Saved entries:
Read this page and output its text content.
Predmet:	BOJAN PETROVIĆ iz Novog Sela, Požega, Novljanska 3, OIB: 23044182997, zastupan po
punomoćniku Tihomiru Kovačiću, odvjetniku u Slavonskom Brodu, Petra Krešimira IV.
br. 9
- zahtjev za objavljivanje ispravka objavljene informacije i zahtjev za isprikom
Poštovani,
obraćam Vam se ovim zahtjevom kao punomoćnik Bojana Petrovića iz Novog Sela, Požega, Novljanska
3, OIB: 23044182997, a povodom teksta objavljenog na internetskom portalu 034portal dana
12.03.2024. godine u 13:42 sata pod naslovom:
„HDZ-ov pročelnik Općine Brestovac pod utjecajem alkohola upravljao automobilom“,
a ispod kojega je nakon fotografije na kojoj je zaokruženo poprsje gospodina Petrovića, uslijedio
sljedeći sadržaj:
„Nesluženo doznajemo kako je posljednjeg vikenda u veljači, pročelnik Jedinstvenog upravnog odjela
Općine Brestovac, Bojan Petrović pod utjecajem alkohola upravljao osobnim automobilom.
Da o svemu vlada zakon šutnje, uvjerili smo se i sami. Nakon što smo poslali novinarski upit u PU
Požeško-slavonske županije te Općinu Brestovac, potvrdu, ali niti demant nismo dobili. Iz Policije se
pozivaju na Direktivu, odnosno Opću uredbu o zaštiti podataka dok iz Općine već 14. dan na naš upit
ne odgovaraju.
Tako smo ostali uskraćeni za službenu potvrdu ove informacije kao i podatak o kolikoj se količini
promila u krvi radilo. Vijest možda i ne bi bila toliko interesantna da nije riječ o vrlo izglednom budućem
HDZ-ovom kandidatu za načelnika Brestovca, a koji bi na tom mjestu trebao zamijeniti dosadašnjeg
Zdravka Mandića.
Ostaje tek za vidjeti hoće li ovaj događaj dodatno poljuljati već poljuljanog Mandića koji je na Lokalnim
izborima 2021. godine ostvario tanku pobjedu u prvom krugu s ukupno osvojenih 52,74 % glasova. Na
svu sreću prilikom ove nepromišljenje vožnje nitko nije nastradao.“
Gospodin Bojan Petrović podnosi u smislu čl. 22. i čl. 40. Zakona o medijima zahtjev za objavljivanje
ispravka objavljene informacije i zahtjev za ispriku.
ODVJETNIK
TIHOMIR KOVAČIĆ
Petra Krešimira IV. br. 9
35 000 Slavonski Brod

YOUR TASK: Count every line in the data where the string "Krešimira" occurs. Give nothing except the number.

THE RESULT: 2